#### [EXERCISE DIRECTIONS]
Transcribe every entry word for word, but skip the images.

Extracted data entries

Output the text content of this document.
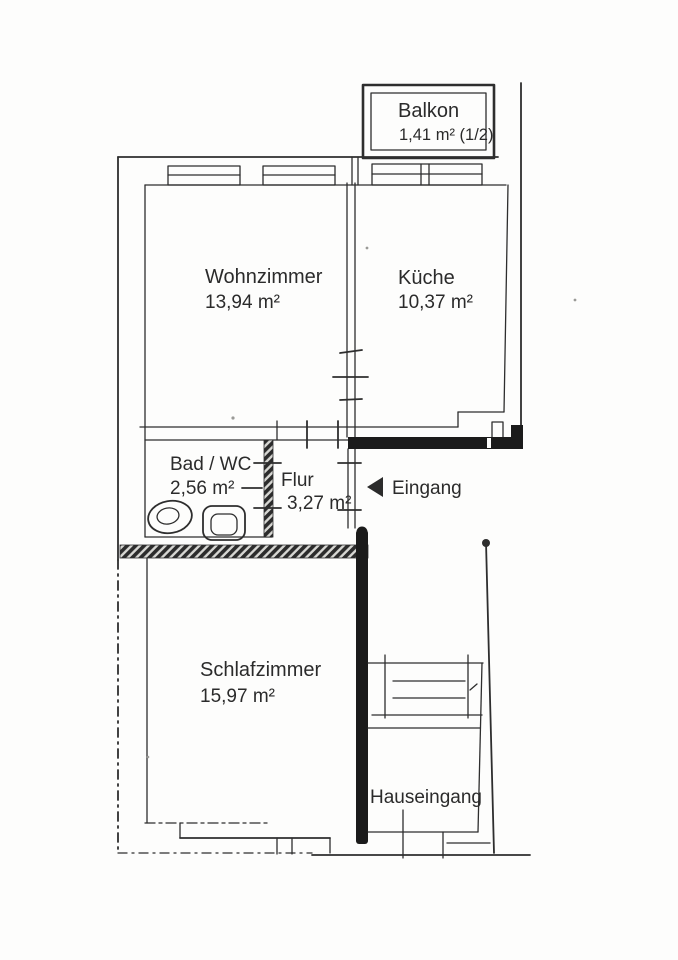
Balkon
1,41 m² (1/2)
Wohnzimmer
13,94 m²
Küche
10,37 m²
Bad / WC
2,56 m² Flur
3,27 m²
Eingang
Schlafzimmer
15,97 m²
Hauseingang
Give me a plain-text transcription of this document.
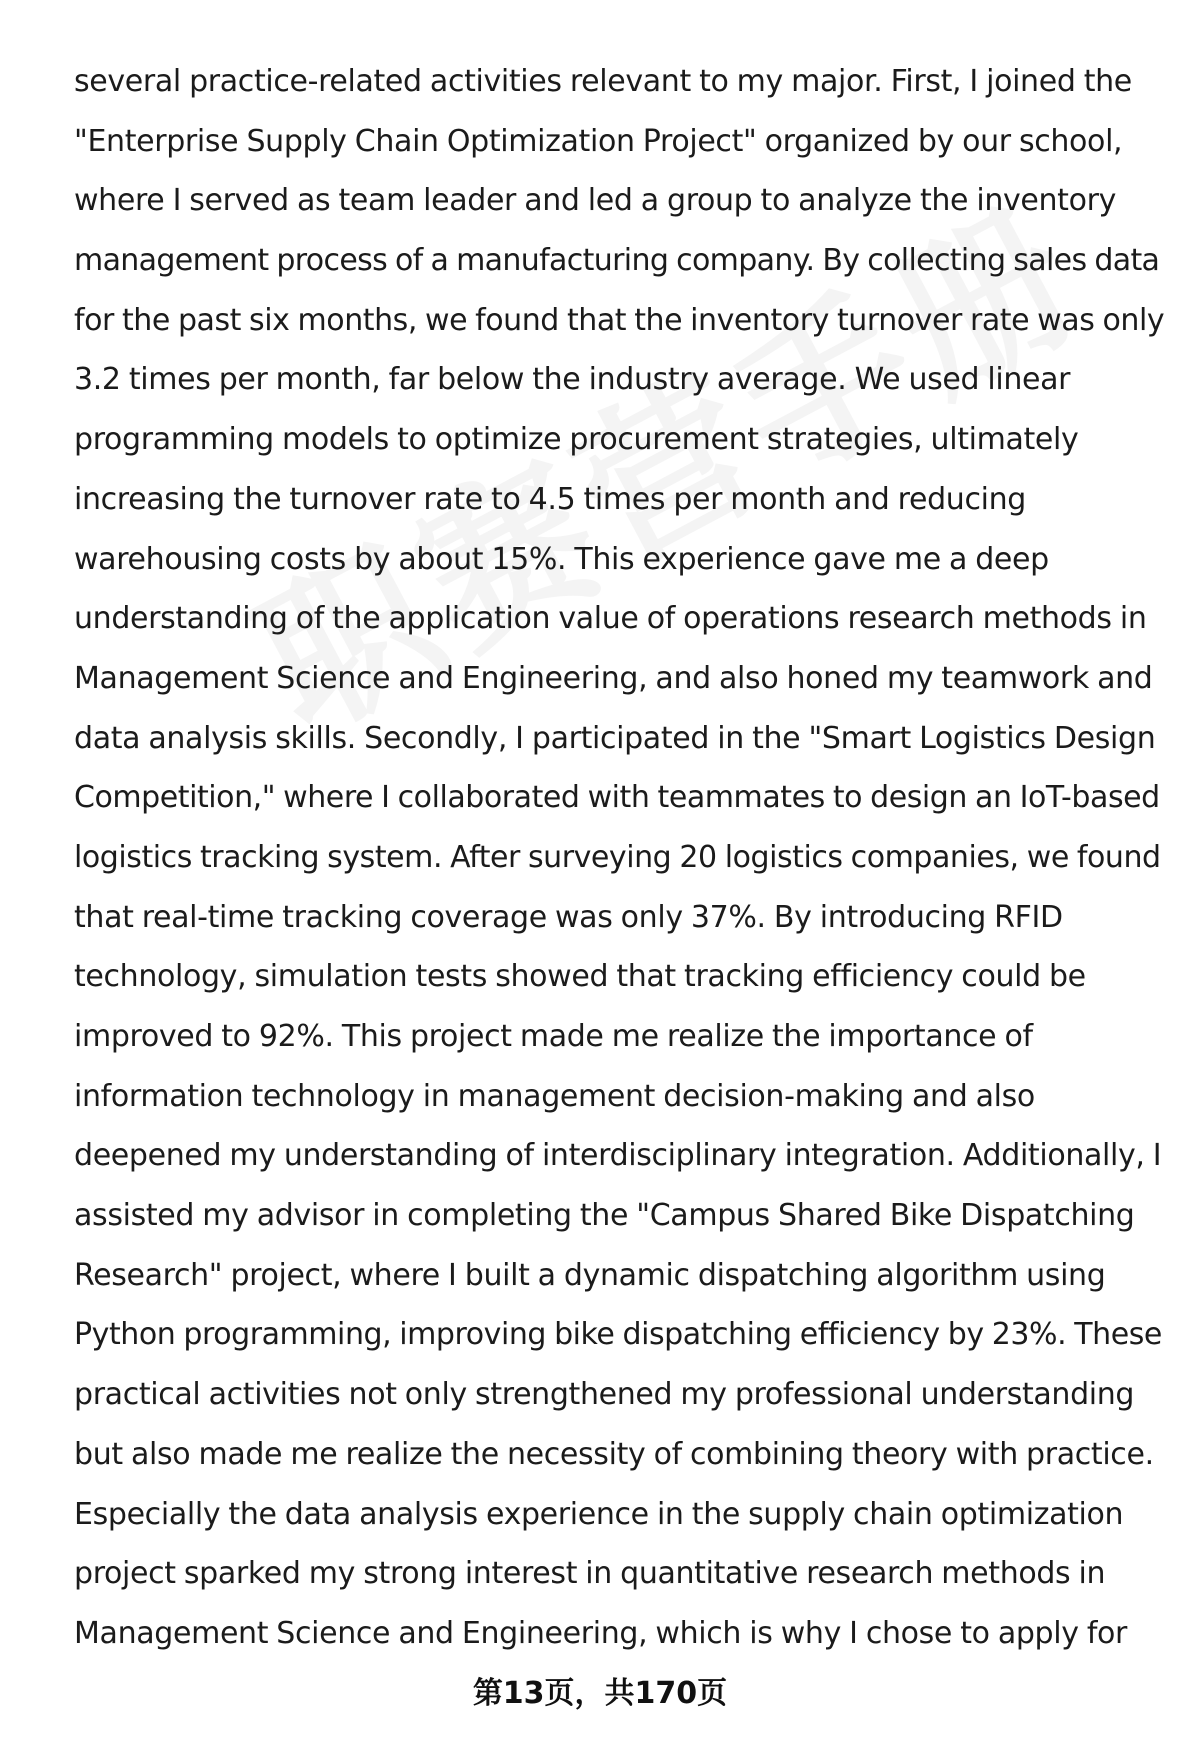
several practice-related activities relevant to my major. First, I joined the
"Enterprise Supply Chain Optimization Project" organized by our school,
where I served as team leader and led a group to analyze the inventory
management process of a manufacturing company. By collecting sales data
for the past six months, we found that the inventory turnover rate was only
3.2 times per month, far below the industry average. We used linear
programming models to optimize procurement strategies, ultimately
increasing the turnover rate to 4.5 times per month and reducing
warehousing costs by about 15%. This experience gave me a deep
understanding of the application value of operations research methods in
Management Science and Engineering, and also honed my teamwork and
data analysis skills. Secondly, I participated in the "Smart Logistics Design
Competition," where I collaborated with teammates to design an IoT-based
logistics tracking system. After surveying 20 logistics companies, we found
that real-time tracking coverage was only 37%. By introducing RFID
technology, simulation tests showed that tracking efficiency could be
improved to 92%. This project made me realize the importance of
information technology in management decision-making and also
deepened my understanding of interdisciplinary integration. Additionally, I
assisted my advisor in completing the "Campus Shared Bike Dispatching
Research" project, where I built a dynamic dispatching algorithm using
Python programming, improving bike dispatching efficiency by 23%. These
practical activities not only strengthened my professional understanding
but also made me realize the necessity of combining theory with practice.
Especially the data analysis experience in the supply chain optimization
project sparked my strong interest in quantitative research methods in
Management Science and Engineering, which is why I chose to apply for
第13页，共170页
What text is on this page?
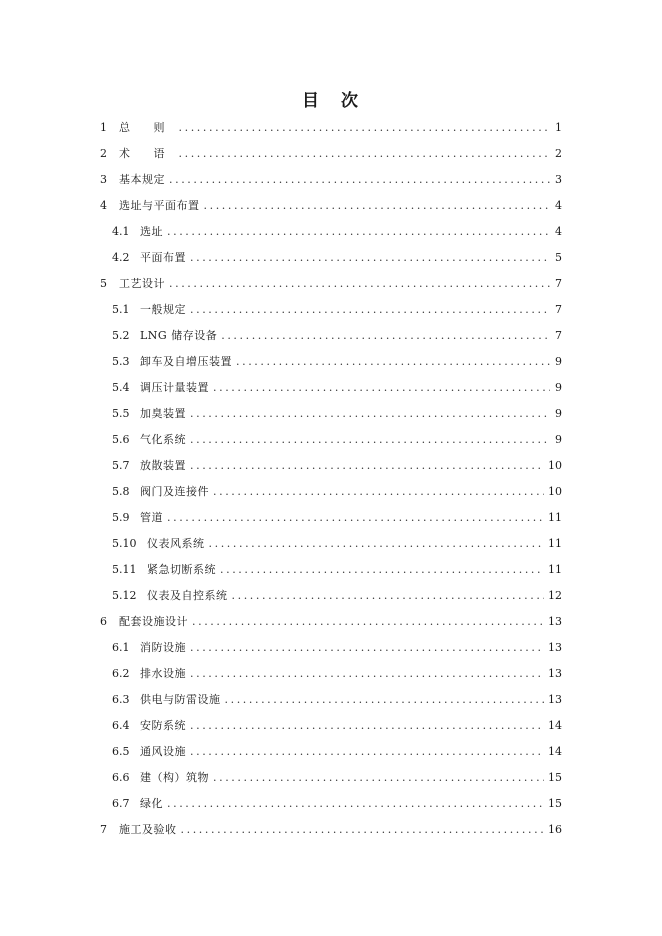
目 次
1	总 则 .....	1
2	术 语 .....	2
3	基本规定 .....	3
4	选址与平面布置 .....	4
4.1 选址 .....	4
4.2 平面布置 .....	5
5	工艺设计 .....	7
5.1 一般规定 .....	7
5.2 LNG 储存设备 .....	7
5.3 卸车及自增压装置 .....	9
5.4 调压计量装置 .....	9
5.5 加臭装置 .....	9
5.6 气化系统 .....	9
5.7 放散装置 .....	10
5.8 阀门及连接件 .....	10
5.9 管道 .....	11
5.10 仪表风系统 .....	11
5.11 紧急切断系统 .....	11
5.12 仪表及自控系统 .....	12
6	配套设施设计 .....	13
6.1 消防设施 .....	13
6.2 排水设施 .....	13
6.3 供电与防雷设施 .....	13
6.4 安防系统 .....	14
6.5 通风设施 .....	14
6.6 建（构）筑物 .....	15
6.7 绿化 .....	15
7	施工及验收 .....	16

#### [RESULT OF THIS TASK]
Output the text content of this document.
Balkon
1,41 m² (1/2)
Wohnzimmer
13,94 m²
Küche
10,37 m²
Bad / WC
2,56 m² Flur
3,27 m²
Eingang
Schlafzimmer
15,97 m²
Hauseingang
Give me a plain-text transcription of this document.
several practice-related activities relevant to my major. First, I joined the
"Enterprise Supply Chain Optimization Project" organized by our school,
where I served as team leader and led a group to analyze the inventory
management process of a manufacturing company. By collecting sales data
for the past six months, we found that the inventory turnover rate was only
3.2 times per month, far below the industry average. We used linear
programming models to optimize procurement strategies, ultimately
increasing the turnover rate to 4.5 times per month and reducing
warehousing costs by about 15%. This experience gave me a deep
understanding of the application value of operations research methods in
Management Science and Engineering, and also honed my teamwork and
data analysis skills. Secondly, I participated in the "Smart Logistics Design
Competition," where I collaborated with teammates to design an IoT-based
logistics tracking system. After surveying 20 logistics companies, we found
that real-time tracking coverage was only 37%. By introducing RFID
technology, simulation tests showed that tracking efficiency could be
improved to 92%. This project made me realize the importance of
information technology in management decision-making and also
deepened my understanding of interdisciplinary integration. Additionally, I
assisted my advisor in completing the "Campus Shared Bike Dispatching
Research" project, where I built a dynamic dispatching algorithm using
Python programming, improving bike dispatching efficiency by 23%. These
practical activities not only strengthened my professional understanding
but also made me realize the necessity of combining theory with practice.
Especially the data analysis experience in the supply chain optimization
project sparked my strong interest in quantitative research methods in
Management Science and Engineering, which is why I chose to apply for
第13页，共170页
What text is on this page?
目 次
1	总 则 .....	1
2	术 语 .....	2
3	基本规定 .....	3
4	选址与平面布置 .....	4
4.1 选址 .....	4
4.2 平面布置 .....	5
5	工艺设计 .....	7
5.1 一般规定 .....	7
5.2 LNG 储存设备 .....	7
5.3 卸车及自增压装置 .....	9
5.4 调压计量装置 .....	9
5.5 加臭装置 .....	9
5.6 气化系统 .....	9
5.7 放散装置 .....	10
5.8 阀门及连接件 .....	10
5.9 管道 .....	11
5.10 仪表风系统 .....	11
5.11 紧急切断系统 .....	11
5.12 仪表及自控系统 .....	12
6	配套设施设计 .....	13
6.1 消防设施 .....	13
6.2 排水设施 .....	13
6.3 供电与防雷设施 .....	13
6.4 安防系统 .....	14
6.5 通风设施 .....	14
6.6 建（构）筑物 .....	15
6.7 绿化 .....	15
7	施工及验收 .....	16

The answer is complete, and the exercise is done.